• _Problem_
Scan the material that follows. Copy every line containing the word "title".
— BEGIN —
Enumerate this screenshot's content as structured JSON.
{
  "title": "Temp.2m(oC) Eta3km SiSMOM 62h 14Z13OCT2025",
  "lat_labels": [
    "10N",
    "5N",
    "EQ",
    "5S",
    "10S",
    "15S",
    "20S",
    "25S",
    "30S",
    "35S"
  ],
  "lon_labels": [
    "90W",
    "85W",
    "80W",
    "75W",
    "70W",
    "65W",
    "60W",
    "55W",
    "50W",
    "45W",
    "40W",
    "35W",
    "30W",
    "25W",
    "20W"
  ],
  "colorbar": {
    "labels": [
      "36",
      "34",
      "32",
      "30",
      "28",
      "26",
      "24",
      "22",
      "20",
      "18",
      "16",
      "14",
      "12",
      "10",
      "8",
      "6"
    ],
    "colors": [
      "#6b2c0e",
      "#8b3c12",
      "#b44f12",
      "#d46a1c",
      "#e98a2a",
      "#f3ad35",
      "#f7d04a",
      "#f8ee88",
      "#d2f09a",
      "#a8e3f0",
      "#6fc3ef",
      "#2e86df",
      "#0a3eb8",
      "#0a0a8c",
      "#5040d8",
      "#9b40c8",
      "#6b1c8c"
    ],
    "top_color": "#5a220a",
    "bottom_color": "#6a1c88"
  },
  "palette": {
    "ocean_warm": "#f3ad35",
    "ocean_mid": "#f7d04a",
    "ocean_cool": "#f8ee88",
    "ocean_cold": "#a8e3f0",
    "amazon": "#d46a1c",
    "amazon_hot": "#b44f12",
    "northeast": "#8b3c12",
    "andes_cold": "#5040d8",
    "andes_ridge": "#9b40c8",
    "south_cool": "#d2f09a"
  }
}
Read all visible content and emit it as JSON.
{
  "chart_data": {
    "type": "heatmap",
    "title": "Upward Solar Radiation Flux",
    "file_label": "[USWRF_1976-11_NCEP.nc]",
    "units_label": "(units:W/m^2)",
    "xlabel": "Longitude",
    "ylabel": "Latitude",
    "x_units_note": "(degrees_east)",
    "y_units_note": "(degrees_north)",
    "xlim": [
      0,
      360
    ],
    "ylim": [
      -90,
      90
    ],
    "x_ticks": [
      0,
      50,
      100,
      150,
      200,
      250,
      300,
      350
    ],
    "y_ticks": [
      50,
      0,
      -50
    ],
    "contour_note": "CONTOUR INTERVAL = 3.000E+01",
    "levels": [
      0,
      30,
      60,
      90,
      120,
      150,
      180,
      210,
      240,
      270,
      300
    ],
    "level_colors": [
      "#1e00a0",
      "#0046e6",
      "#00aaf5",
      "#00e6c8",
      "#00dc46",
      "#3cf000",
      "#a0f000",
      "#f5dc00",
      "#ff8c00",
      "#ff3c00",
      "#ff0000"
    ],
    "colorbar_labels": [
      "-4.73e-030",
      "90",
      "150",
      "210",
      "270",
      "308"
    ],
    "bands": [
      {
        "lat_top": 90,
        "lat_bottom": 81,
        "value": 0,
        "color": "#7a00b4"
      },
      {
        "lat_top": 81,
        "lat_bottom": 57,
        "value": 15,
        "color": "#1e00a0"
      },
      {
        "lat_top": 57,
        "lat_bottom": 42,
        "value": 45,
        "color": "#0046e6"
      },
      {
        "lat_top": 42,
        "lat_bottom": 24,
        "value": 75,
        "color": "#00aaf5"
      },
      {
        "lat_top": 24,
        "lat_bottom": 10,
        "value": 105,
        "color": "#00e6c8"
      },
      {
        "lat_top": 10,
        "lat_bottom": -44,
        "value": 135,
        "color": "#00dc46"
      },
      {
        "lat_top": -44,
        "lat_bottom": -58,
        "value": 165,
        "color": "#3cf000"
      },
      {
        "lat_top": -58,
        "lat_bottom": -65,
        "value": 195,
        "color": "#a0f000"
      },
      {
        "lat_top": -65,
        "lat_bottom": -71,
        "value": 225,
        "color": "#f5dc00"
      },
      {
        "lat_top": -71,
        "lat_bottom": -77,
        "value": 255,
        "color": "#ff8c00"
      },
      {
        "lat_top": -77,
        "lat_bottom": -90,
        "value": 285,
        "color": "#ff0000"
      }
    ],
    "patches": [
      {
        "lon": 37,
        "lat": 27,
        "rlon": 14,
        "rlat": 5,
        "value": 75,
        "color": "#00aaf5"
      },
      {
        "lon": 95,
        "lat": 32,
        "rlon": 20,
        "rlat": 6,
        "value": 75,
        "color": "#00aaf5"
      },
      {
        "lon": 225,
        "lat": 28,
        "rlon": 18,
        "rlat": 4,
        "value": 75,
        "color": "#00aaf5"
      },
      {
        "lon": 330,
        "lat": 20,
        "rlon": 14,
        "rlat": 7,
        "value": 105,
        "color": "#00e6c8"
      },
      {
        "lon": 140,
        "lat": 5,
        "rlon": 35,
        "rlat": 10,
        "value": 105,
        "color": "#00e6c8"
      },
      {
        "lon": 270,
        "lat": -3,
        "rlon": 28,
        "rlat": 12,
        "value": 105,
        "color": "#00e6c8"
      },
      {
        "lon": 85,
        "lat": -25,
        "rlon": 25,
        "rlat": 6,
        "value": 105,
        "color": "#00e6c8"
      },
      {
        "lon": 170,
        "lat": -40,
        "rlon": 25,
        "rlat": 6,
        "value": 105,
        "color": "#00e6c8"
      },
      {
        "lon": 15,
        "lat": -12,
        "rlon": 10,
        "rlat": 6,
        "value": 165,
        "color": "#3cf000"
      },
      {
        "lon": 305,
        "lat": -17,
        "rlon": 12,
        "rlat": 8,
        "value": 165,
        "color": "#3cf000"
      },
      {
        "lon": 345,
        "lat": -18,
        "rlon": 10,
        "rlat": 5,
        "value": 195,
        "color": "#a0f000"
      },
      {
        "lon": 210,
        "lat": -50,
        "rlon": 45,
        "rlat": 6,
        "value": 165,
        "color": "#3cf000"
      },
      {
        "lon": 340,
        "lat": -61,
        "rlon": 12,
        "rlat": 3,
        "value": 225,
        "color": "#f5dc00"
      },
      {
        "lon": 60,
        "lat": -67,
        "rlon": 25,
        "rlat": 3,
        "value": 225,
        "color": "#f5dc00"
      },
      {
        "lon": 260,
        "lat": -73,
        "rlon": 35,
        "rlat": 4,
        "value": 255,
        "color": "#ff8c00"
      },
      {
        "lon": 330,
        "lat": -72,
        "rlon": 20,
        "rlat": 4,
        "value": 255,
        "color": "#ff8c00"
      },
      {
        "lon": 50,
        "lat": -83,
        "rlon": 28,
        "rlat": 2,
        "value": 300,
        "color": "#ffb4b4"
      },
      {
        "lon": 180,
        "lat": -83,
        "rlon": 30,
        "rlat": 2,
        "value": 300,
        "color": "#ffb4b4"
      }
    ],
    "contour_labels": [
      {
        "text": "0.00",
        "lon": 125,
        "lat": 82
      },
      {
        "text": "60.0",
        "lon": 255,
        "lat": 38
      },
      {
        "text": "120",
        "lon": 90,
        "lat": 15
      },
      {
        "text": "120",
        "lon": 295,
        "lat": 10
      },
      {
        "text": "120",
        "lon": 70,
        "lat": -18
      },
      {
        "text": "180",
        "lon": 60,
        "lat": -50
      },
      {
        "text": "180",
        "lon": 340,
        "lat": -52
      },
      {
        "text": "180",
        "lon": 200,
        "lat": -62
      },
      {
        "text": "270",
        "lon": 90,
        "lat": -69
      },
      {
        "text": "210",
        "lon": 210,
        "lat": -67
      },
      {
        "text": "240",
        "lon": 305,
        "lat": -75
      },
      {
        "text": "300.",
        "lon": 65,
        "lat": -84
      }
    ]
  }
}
— END —
• _The reply_
  "title": "Temp.2m(oC) Eta3km SiSMOM 62h 14Z13OCT2025",
    "title": "Upward Solar Radiation Flux",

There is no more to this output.